— START —
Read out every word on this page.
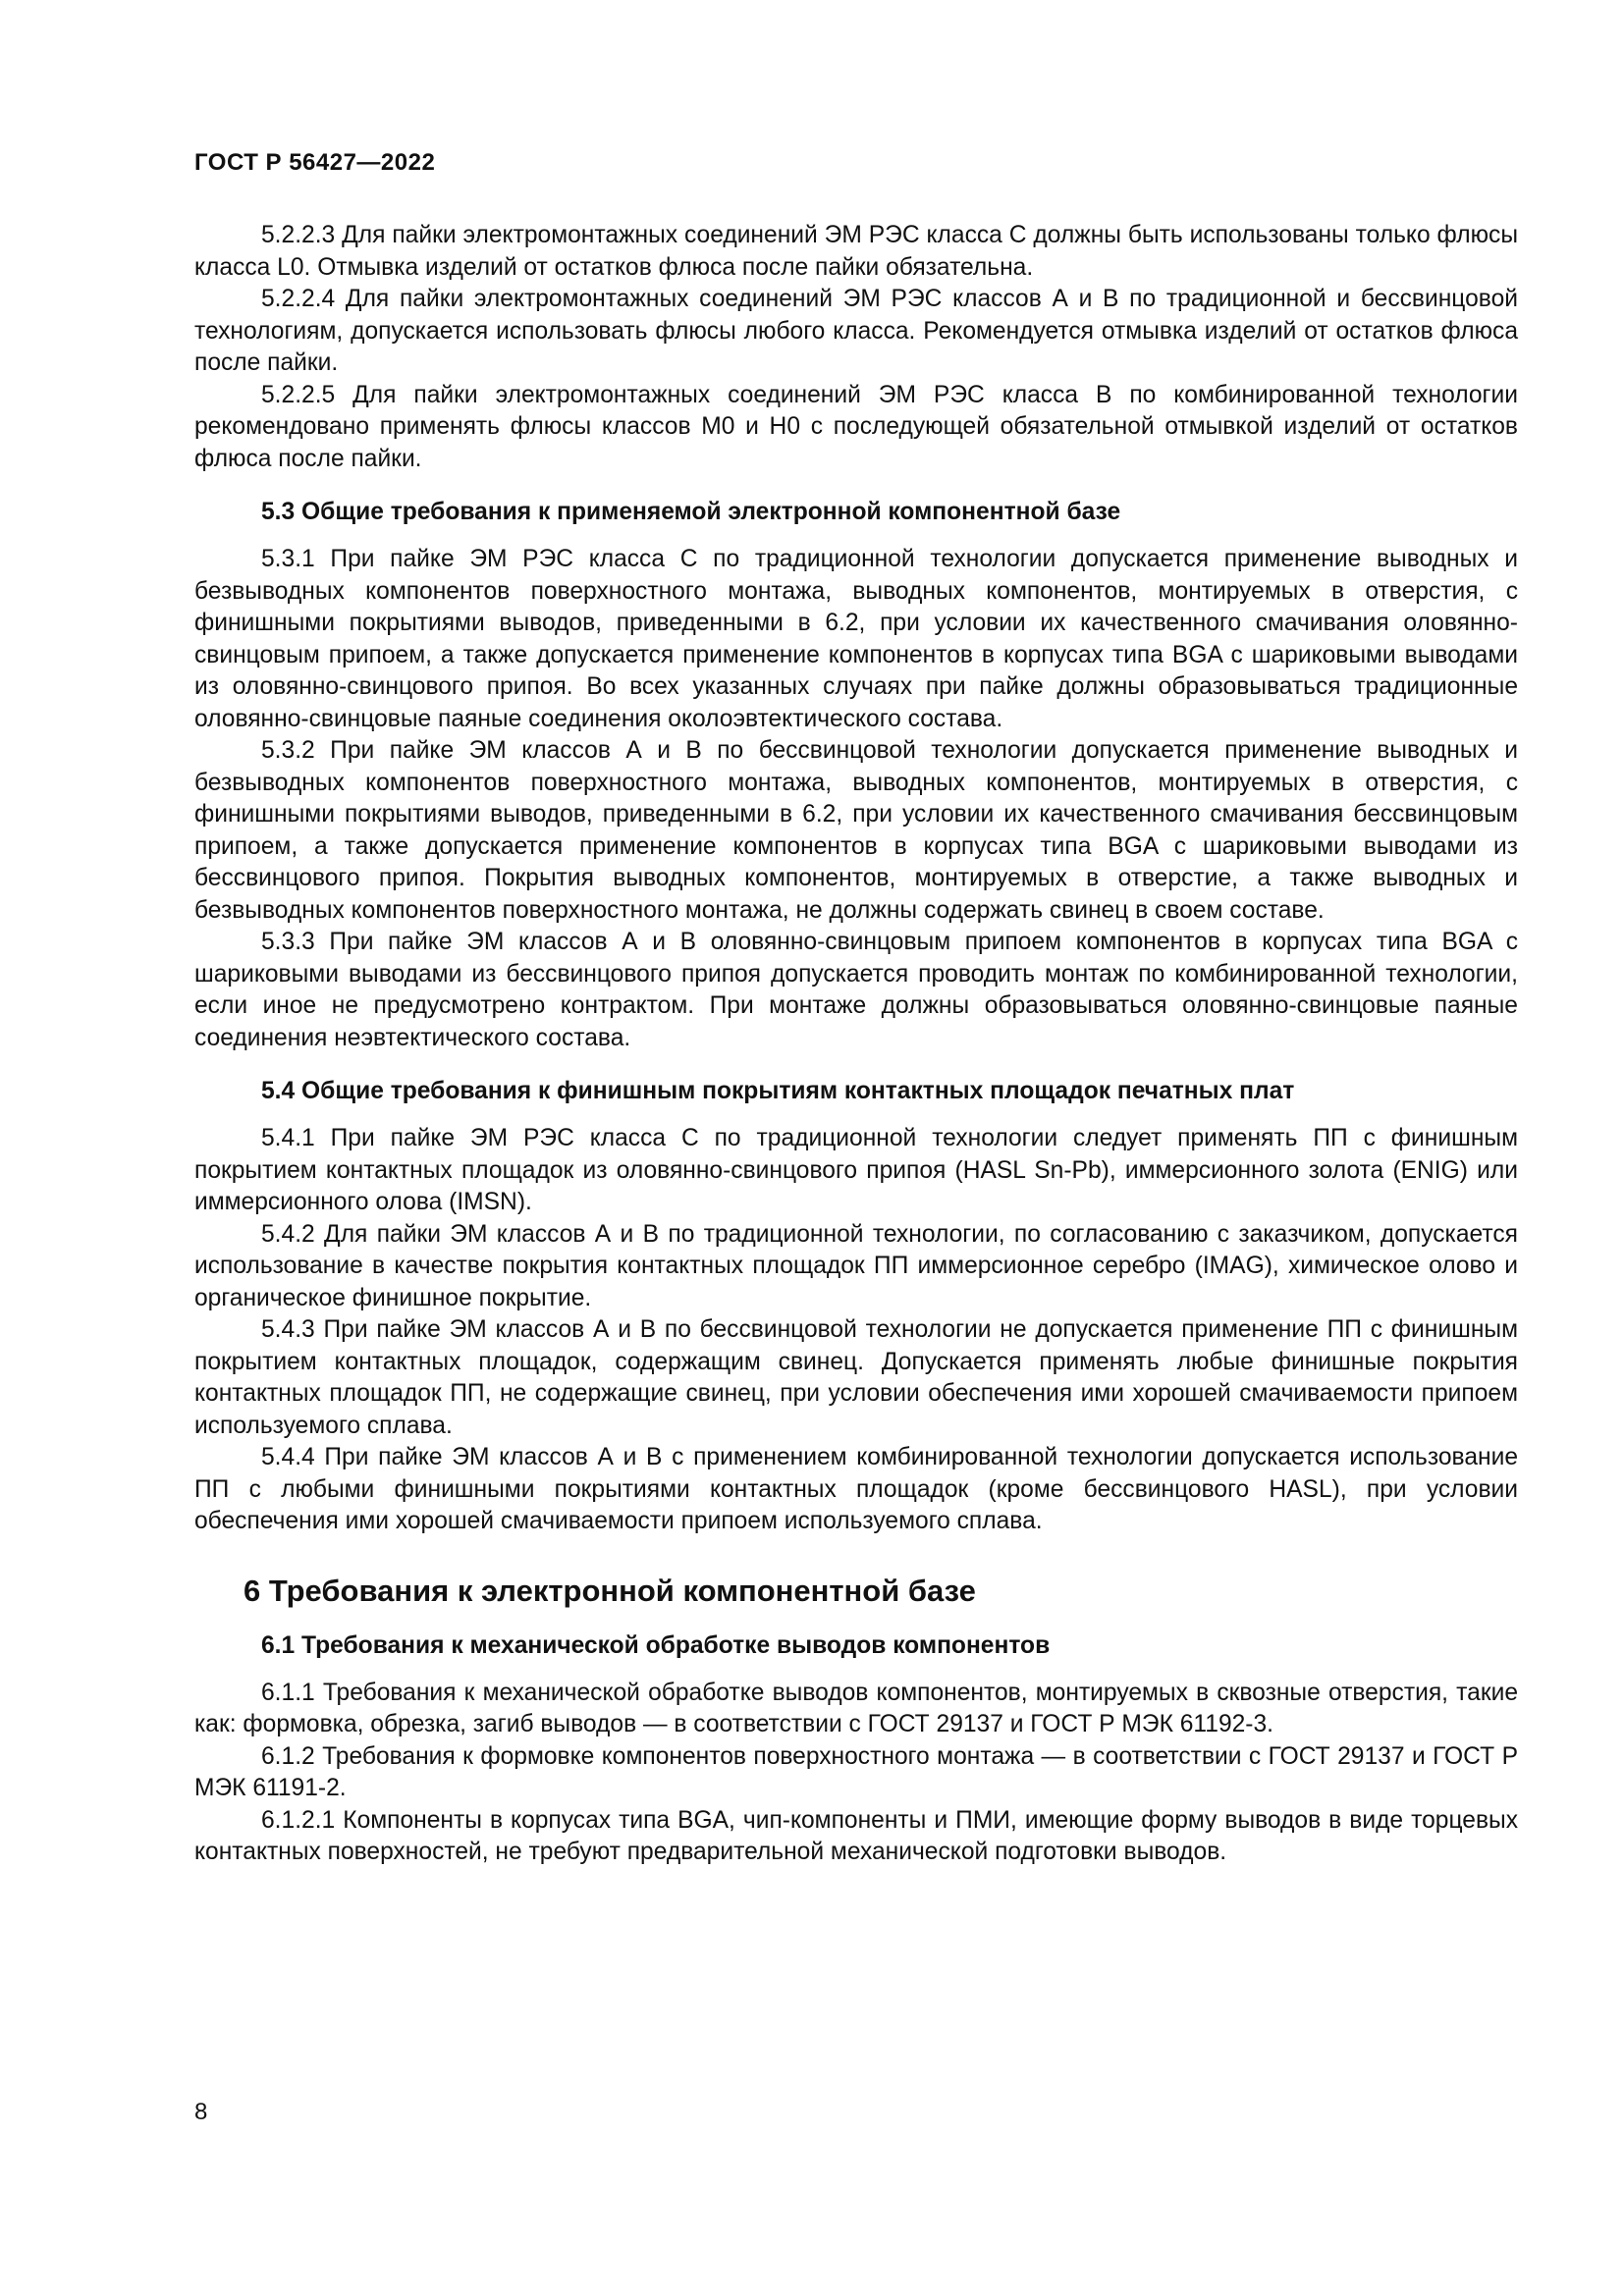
ГОСТ Р 56427—2022

5.2.2.3 Для пайки электромонтажных соединений ЭМ РЭС класса С должны быть использованы только флюсы класса L0. Отмывка изделий от остатков флюса после пайки обязательна.

5.2.2.4 Для пайки электромонтажных соединений ЭМ РЭС классов А и В по традиционной и бессвинцовой технологиям, допускается использовать флюсы любого класса. Рекомендуется отмывка изделий от остатков флюса после пайки.

5.2.2.5 Для пайки электромонтажных соединений ЭМ РЭС класса В по комбинированной технологии рекомендовано применять флюсы классов М0 и Н0 с последующей обязательной отмывкой изделий от остатков флюса после пайки.

5.3 Общие требования к применяемой электронной компонентной базе

5.3.1 При пайке ЭМ РЭС класса С по традиционной технологии допускается применение выводных и безвыводных компонентов поверхностного монтажа, выводных компонентов, монтируемых в отверстия, с финишными покрытиями выводов, приведенными в 6.2, при условии их качественного смачивания оловянно-свинцовым припоем, а также допускается применение компонентов в корпусах типа BGA с шариковыми выводами из оловянно-свинцового припоя. Во всех указанных случаях при пайке должны образовываться традиционные оловянно-свинцовые паяные соединения околоэвтектического состава.

5.3.2 При пайке ЭМ классов А и В по бессвинцовой технологии допускается применение выводных и безвыводных компонентов поверхностного монтажа, выводных компонентов, монтируемых в отверстия, с финишными покрытиями выводов, приведенными в 6.2, при условии их качественного смачивания бессвинцовым припоем, а также допускается применение компонентов в корпусах типа BGA с шариковыми выводами из бессвинцового припоя. Покрытия выводных компонентов, монтируемых в отверстие, а также выводных и безвыводных компонентов поверхностного монтажа, не должны содержать свинец в своем составе.

5.3.3 При пайке ЭМ классов А и В оловянно-свинцовым припоем компонентов в корпусах типа BGA с шариковыми выводами из бессвинцового припоя допускается проводить монтаж по комбинированной технологии, если иное не предусмотрено контрактом. При монтаже должны образовываться оловянно-свинцовые паяные соединения неэвтектического состава.

5.4 Общие требования к финишным покрытиям контактных площадок печатных плат

5.4.1 При пайке ЭМ РЭС класса С по традиционной технологии следует применять ПП с финишным покрытием контактных площадок из оловянно-свинцового припоя (HASL Sn-Pb), иммерсионного золота (ENIG) или иммерсионного олова (IMSN).

5.4.2 Для пайки ЭМ классов А и В по традиционной технологии, по согласованию с заказчиком, допускается использование в качестве покрытия контактных площадок ПП иммерсионное серебро (IMAG), химическое олово и органическое финишное покрытие.

5.4.3 При пайке ЭМ классов А и В по бессвинцовой технологии не допускается применение ПП с финишным покрытием контактных площадок, содержащим свинец. Допускается применять любые финишные покрытия контактных площадок ПП, не содержащие свинец, при условии обеспечения ими хорошей смачиваемости припоем используемого сплава.

5.4.4 При пайке ЭМ классов А и В с применением комбинированной технологии допускается использование ПП с любыми финишными покрытиями контактных площадок (кроме бессвинцового HASL), при условии обеспечения ими хорошей смачиваемости припоем используемого сплава.

6 Требования к электронной компонентной базе
6.1 Требования к механической обработке выводов компонентов

6.1.1 Требования к механической обработке выводов компонентов, монтируемых в сквозные отверстия, такие как: формовка, обрезка, загиб выводов — в соответствии с ГОСТ 29137 и ГОСТ Р МЭК 61192-3.

6.1.2 Требования к формовке компонентов поверхностного монтажа — в соответствии с ГОСТ 29137 и ГОСТ Р МЭК 61191-2.

6.1.2.1 Компоненты в корпусах типа BGA, чип-компоненты и ПМИ, имеющие форму выводов в виде торцевых контактных поверхностей, не требуют предварительной механической подготовки выводов.

8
— END —
▸ Exercise aim: Excluding the pictures, restate the records above word for word.

▸ Result of this task:
Read out every word on this page.
ГОСТ Р 56427—2022

5.2.2.3 Для пайки электромонтажных соединений ЭМ РЭС класса С должны быть использованы только флюсы класса L0. Отмывка изделий от остатков флюса после пайки обязательна.

5.2.2.4 Для пайки электромонтажных соединений ЭМ РЭС классов А и В по традиционной и бессвинцовой технологиям, допускается использовать флюсы любого класса. Рекомендуется отмывка изделий от остатков флюса после пайки.

5.2.2.5 Для пайки электромонтажных соединений ЭМ РЭС класса В по комбинированной технологии рекомендовано применять флюсы классов М0 и Н0 с последующей обязательной отмывкой изделий от остатков флюса после пайки.

5.3 Общие требования к применяемой электронной компонентной базе

5.3.1 При пайке ЭМ РЭС класса С по традиционной технологии допускается применение выводных и безвыводных компонентов поверхностного монтажа, выводных компонентов, монтируемых в отверстия, с финишными покрытиями выводов, приведенными в 6.2, при условии их качественного смачивания оловянно-свинцовым припоем, а также допускается применение компонентов в корпусах типа BGA с шариковыми выводами из оловянно-свинцового припоя. Во всех указанных случаях при пайке должны образовываться традиционные оловянно-свинцовые паяные соединения околоэвтектического состава.

5.3.2 При пайке ЭМ классов А и В по бессвинцовой технологии допускается применение выводных и безвыводных компонентов поверхностного монтажа, выводных компонентов, монтируемых в отверстия, с финишными покрытиями выводов, приведенными в 6.2, при условии их качественного смачивания бессвинцовым припоем, а также допускается применение компонентов в корпусах типа BGA с шариковыми выводами из бессвинцового припоя. Покрытия выводных компонентов, монтируемых в отверстие, а также выводных и безвыводных компонентов поверхностного монтажа, не должны содержать свинец в своем составе.

5.3.3 При пайке ЭМ классов А и В оловянно-свинцовым припоем компонентов в корпусах типа BGA с шариковыми выводами из бессвинцового припоя допускается проводить монтаж по комбинированной технологии, если иное не предусмотрено контрактом. При монтаже должны образовываться оловянно-свинцовые паяные соединения неэвтектического состава.

5.4 Общие требования к финишным покрытиям контактных площадок печатных плат

5.4.1 При пайке ЭМ РЭС класса С по традиционной технологии следует применять ПП с финишным покрытием контактных площадок из оловянно-свинцового припоя (HASL Sn-Pb), иммерсионного золота (ENIG) или иммерсионного олова (IMSN).

5.4.2 Для пайки ЭМ классов А и В по традиционной технологии, по согласованию с заказчиком, допускается использование в качестве покрытия контактных площадок ПП иммерсионное серебро (IMAG), химическое олово и органическое финишное покрытие.

5.4.3 При пайке ЭМ классов А и В по бессвинцовой технологии не допускается применение ПП с финишным покрытием контактных площадок, содержащим свинец. Допускается применять любые финишные покрытия контактных площадок ПП, не содержащие свинец, при условии обеспечения ими хорошей смачиваемости припоем используемого сплава.

5.4.4 При пайке ЭМ классов А и В с применением комбинированной технологии допускается использование ПП с любыми финишными покрытиями контактных площадок (кроме бессвинцового HASL), при условии обеспечения ими хорошей смачиваемости припоем используемого сплава.

6 Требования к электронной компонентной базе
6.1 Требования к механической обработке выводов компонентов

6.1.1 Требования к механической обработке выводов компонентов, монтируемых в сквозные отверстия, такие как: формовка, обрезка, загиб выводов — в соответствии с ГОСТ 29137 и ГОСТ Р МЭК 61192-3.

6.1.2 Требования к формовке компонентов поверхностного монтажа — в соответствии с ГОСТ 29137 и ГОСТ Р МЭК 61191-2.

6.1.2.1 Компоненты в корпусах типа BGA, чип-компоненты и ПМИ, имеющие форму выводов в виде торцевых контактных поверхностей, не требуют предварительной механической подготовки выводов.

8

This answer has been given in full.